## Your instructions
Reproduce the records below in full and word for word, excluding pictures.

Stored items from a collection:
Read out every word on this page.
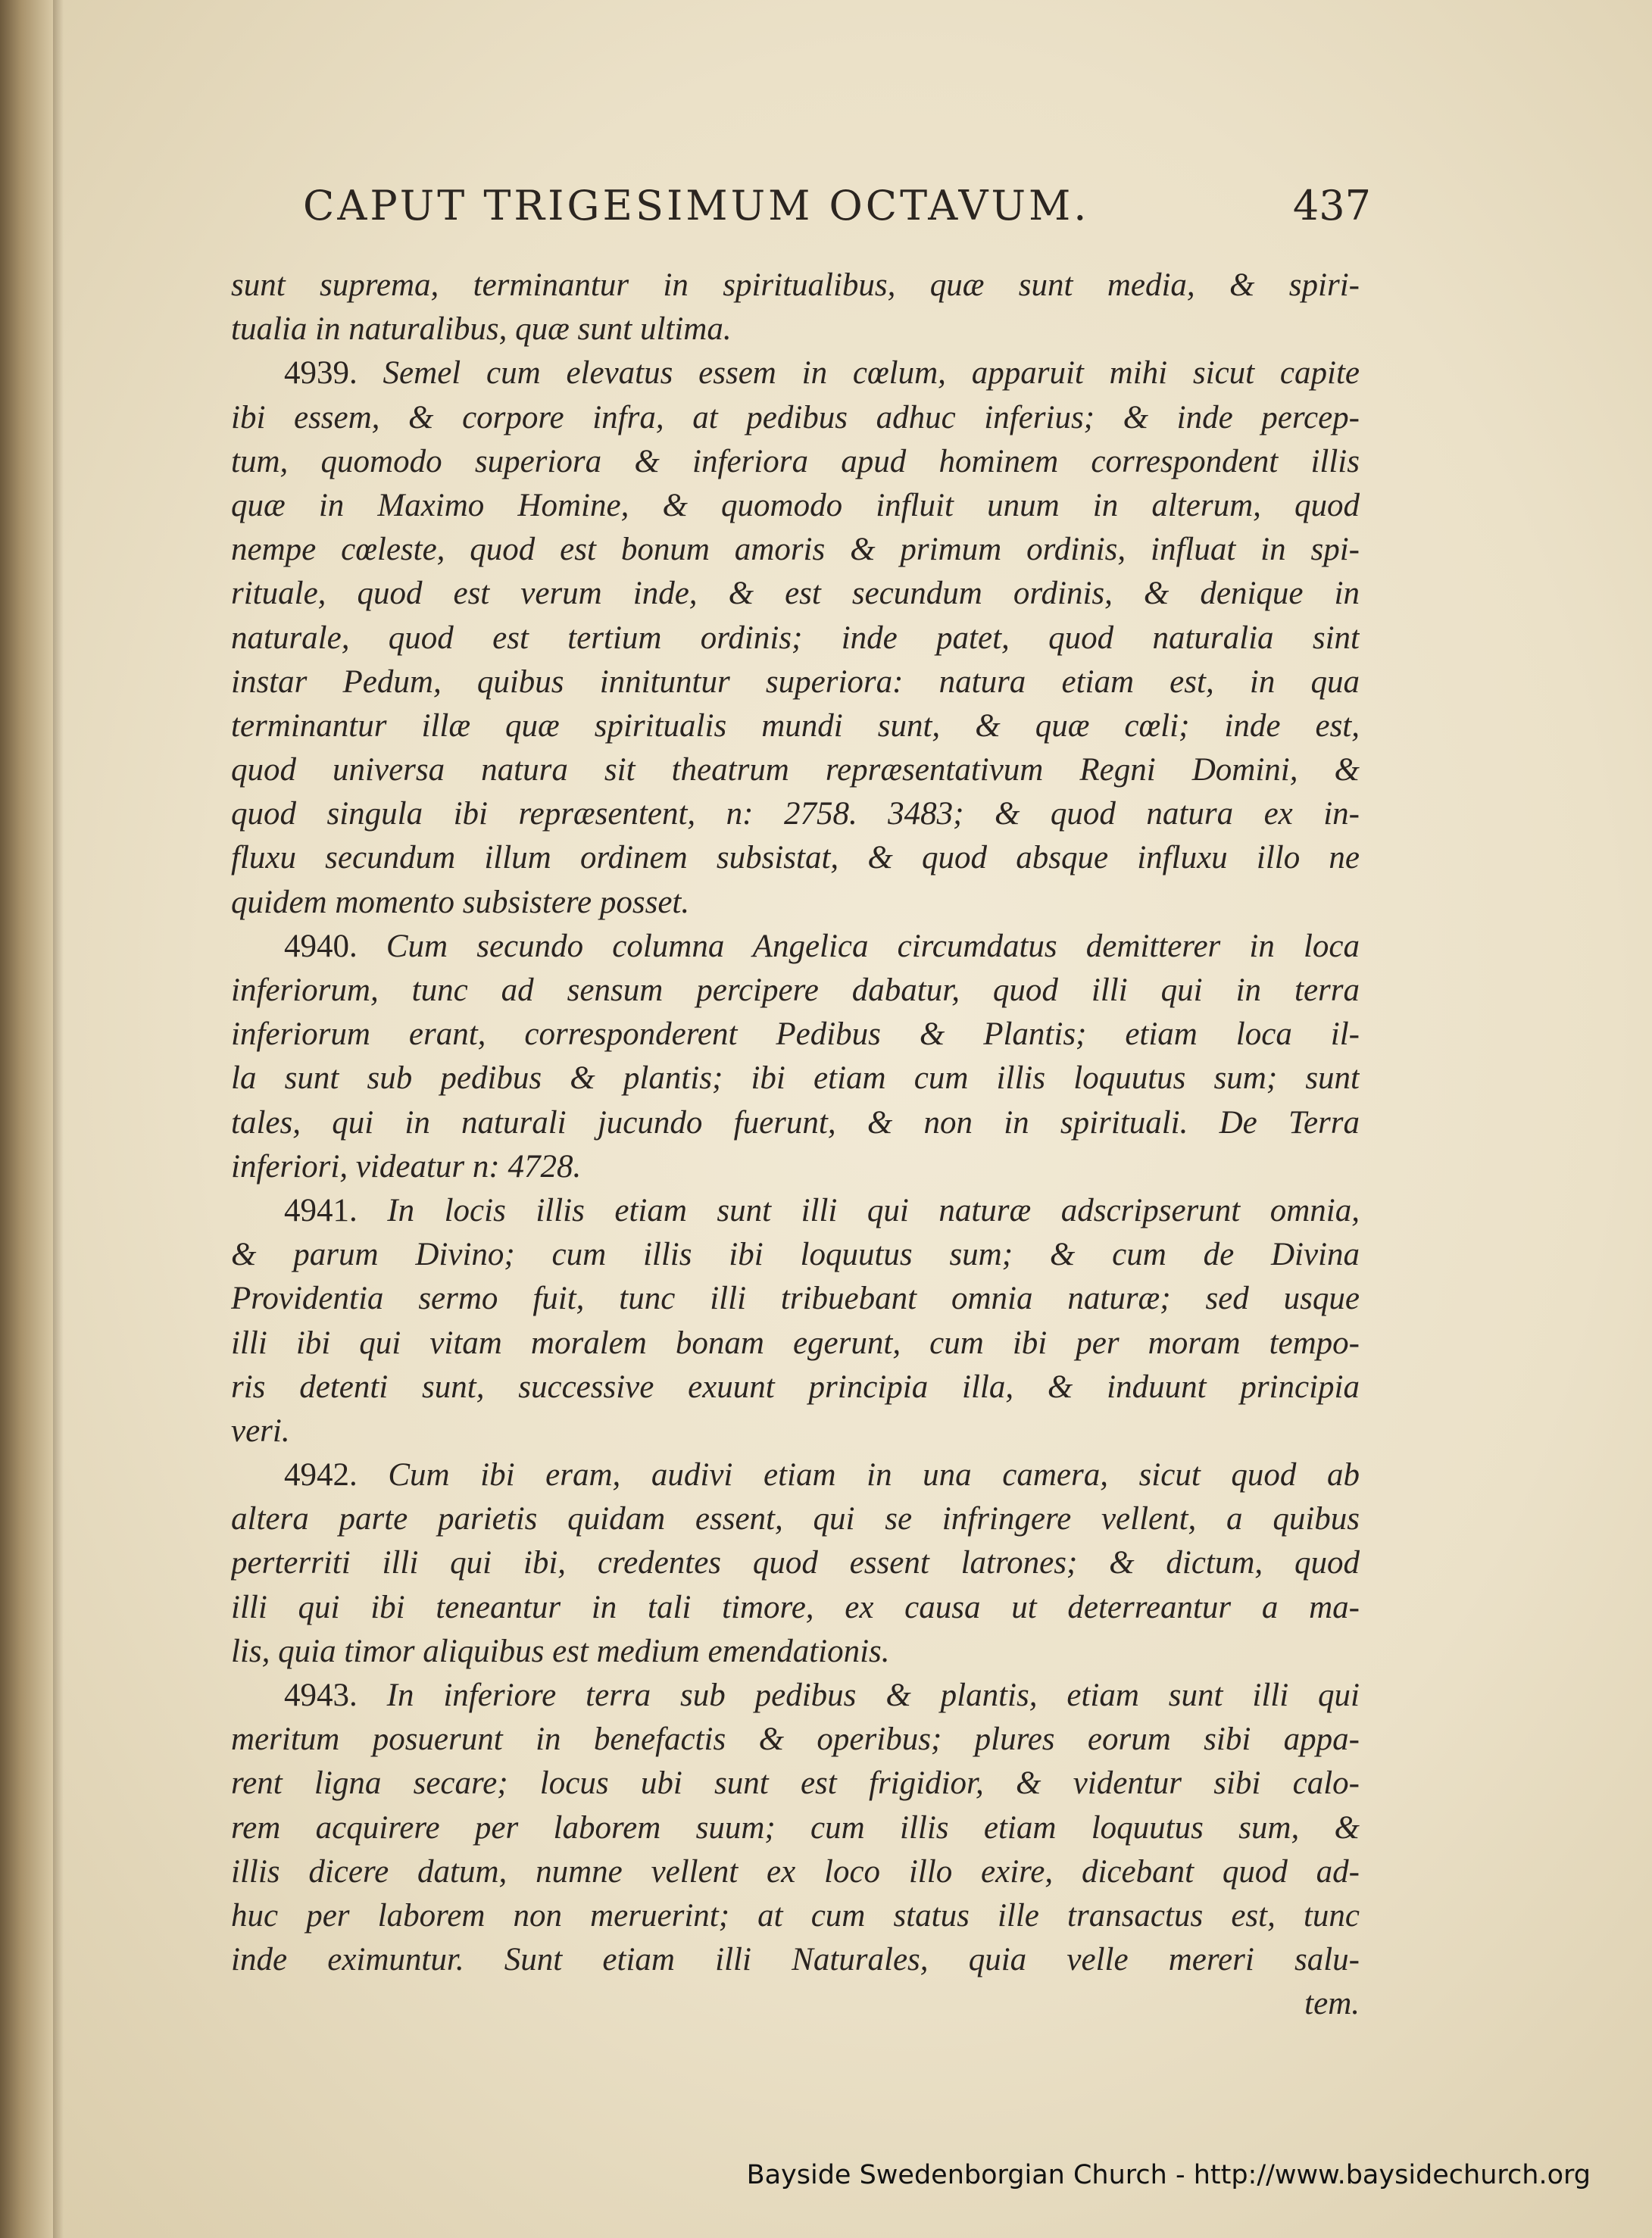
CAPUT TRIGESIMUM OCTAVUM.	437
sunt suprema, terminantur in spiritualibus, quæ sunt media, & spiri-
tualia in naturalibus, quæ sunt ultima.
4939. Semel cum elevatus essem in cœlum, apparuit mihi sicut capite
ibi essem, & corpore infra, at pedibus adhuc inferius; & inde percep-
tum, quomodo superiora & inferiora apud hominem correspondent illis
quæ in Maximo Homine, & quomodo influit unum in alterum, quod
nempe cœleste, quod est bonum amoris & primum ordinis, influat in spi-
rituale, quod est verum inde, & est secundum ordinis, & denique in
naturale, quod est tertium ordinis; inde patet, quod naturalia sint
instar Pedum, quibus innituntur superiora: natura etiam est, in qua
terminantur illæ quæ spiritualis mundi sunt, & quæ cœli; inde est,
quod universa natura sit theatrum repræsentativum Regni Domini, &
quod singula ibi repræsentent, n: 2758. 3483; & quod natura ex in-
fluxu secundum illum ordinem subsistat, & quod absque influxu illo ne
quidem momento subsistere posset.
4940. Cum secundo columna Angelica circumdatus demitterer in loca
inferiorum, tunc ad sensum percipere dabatur, quod illi qui in terra
inferiorum erant, corresponderent Pedibus & Plantis; etiam loca il-
la sunt sub pedibus & plantis; ibi etiam cum illis loquutus sum; sunt
tales, qui in naturali jucundo fuerunt, & non in spirituali. De Terra
inferiori, videatur n: 4728.
4941. In locis illis etiam sunt illi qui naturæ adscripserunt omnia,
& parum Divino; cum illis ibi loquutus sum; & cum de Divina
Providentia sermo fuit, tunc illi tribuebant omnia naturæ; sed usque
illi ibi qui vitam moralem bonam egerunt, cum ibi per moram tempo-
ris detenti sunt, successive exuunt principia illa, & induunt principia
veri.
4942. Cum ibi eram, audivi etiam in una camera, sicut quod ab
altera parte parietis quidam essent, qui se infringere vellent, a quibus
perterriti illi qui ibi, credentes quod essent latrones; & dictum, quod
illi qui ibi teneantur in tali timore, ex causa ut deterreantur a ma-
lis, quia timor aliquibus est medium emendationis.
4943. In inferiore terra sub pedibus & plantis, etiam sunt illi qui
meritum posuerunt in benefactis & operibus; plures eorum sibi appa-
rent ligna secare; locus ubi sunt est frigidior, & videntur sibi calo-
rem acquirere per laborem suum; cum illis etiam loquutus sum, &
illis dicere datum, numne vellent ex loco illo exire, dicebant quod ad-
huc per laborem non meruerint; at cum status ille transactus est, tunc
inde eximuntur. Sunt etiam illi Naturales, quia velle mereri salu-
tem.
Bayside Swedenborgian Church - http://www.baysidechurch.org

## Response below
Read out every word on this page.
CAPUT TRIGESIMUM OCTAVUM.	437
sunt suprema, terminantur in spiritualibus, quæ sunt media, & spiri-
tualia in naturalibus, quæ sunt ultima.
4939. Semel cum elevatus essem in cœlum, apparuit mihi sicut capite
ibi essem, & corpore infra, at pedibus adhuc inferius; & inde percep-
tum, quomodo superiora & inferiora apud hominem correspondent illis
quæ in Maximo Homine, & quomodo influit unum in alterum, quod
nempe cœleste, quod est bonum amoris & primum ordinis, influat in spi-
rituale, quod est verum inde, & est secundum ordinis, & denique in
naturale, quod est tertium ordinis; inde patet, quod naturalia sint
instar Pedum, quibus innituntur superiora: natura etiam est, in qua
terminantur illæ quæ spiritualis mundi sunt, & quæ cœli; inde est,
quod universa natura sit theatrum repræsentativum Regni Domini, &
quod singula ibi repræsentent, n: 2758. 3483; & quod natura ex in-
fluxu secundum illum ordinem subsistat, & quod absque influxu illo ne
quidem momento subsistere posset.
4940. Cum secundo columna Angelica circumdatus demitterer in loca
inferiorum, tunc ad sensum percipere dabatur, quod illi qui in terra
inferiorum erant, corresponderent Pedibus & Plantis; etiam loca il-
la sunt sub pedibus & plantis; ibi etiam cum illis loquutus sum; sunt
tales, qui in naturali jucundo fuerunt, & non in spirituali. De Terra
inferiori, videatur n: 4728.
4941. In locis illis etiam sunt illi qui naturæ adscripserunt omnia,
& parum Divino; cum illis ibi loquutus sum; & cum de Divina
Providentia sermo fuit, tunc illi tribuebant omnia naturæ; sed usque
illi ibi qui vitam moralem bonam egerunt, cum ibi per moram tempo-
ris detenti sunt, successive exuunt principia illa, & induunt principia
veri.
4942. Cum ibi eram, audivi etiam in una camera, sicut quod ab
altera parte parietis quidam essent, qui se infringere vellent, a quibus
perterriti illi qui ibi, credentes quod essent latrones; & dictum, quod
illi qui ibi teneantur in tali timore, ex causa ut deterreantur a ma-
lis, quia timor aliquibus est medium emendationis.
4943. In inferiore terra sub pedibus & plantis, etiam sunt illi qui
meritum posuerunt in benefactis & operibus; plures eorum sibi appa-
rent ligna secare; locus ubi sunt est frigidior, & videntur sibi calo-
rem acquirere per laborem suum; cum illis etiam loquutus sum, &
illis dicere datum, numne vellent ex loco illo exire, dicebant quod ad-
huc per laborem non meruerint; at cum status ille transactus est, tunc
inde eximuntur. Sunt etiam illi Naturales, quia velle mereri salu-
tem.
Bayside Swedenborgian Church - http://www.baysidechurch.org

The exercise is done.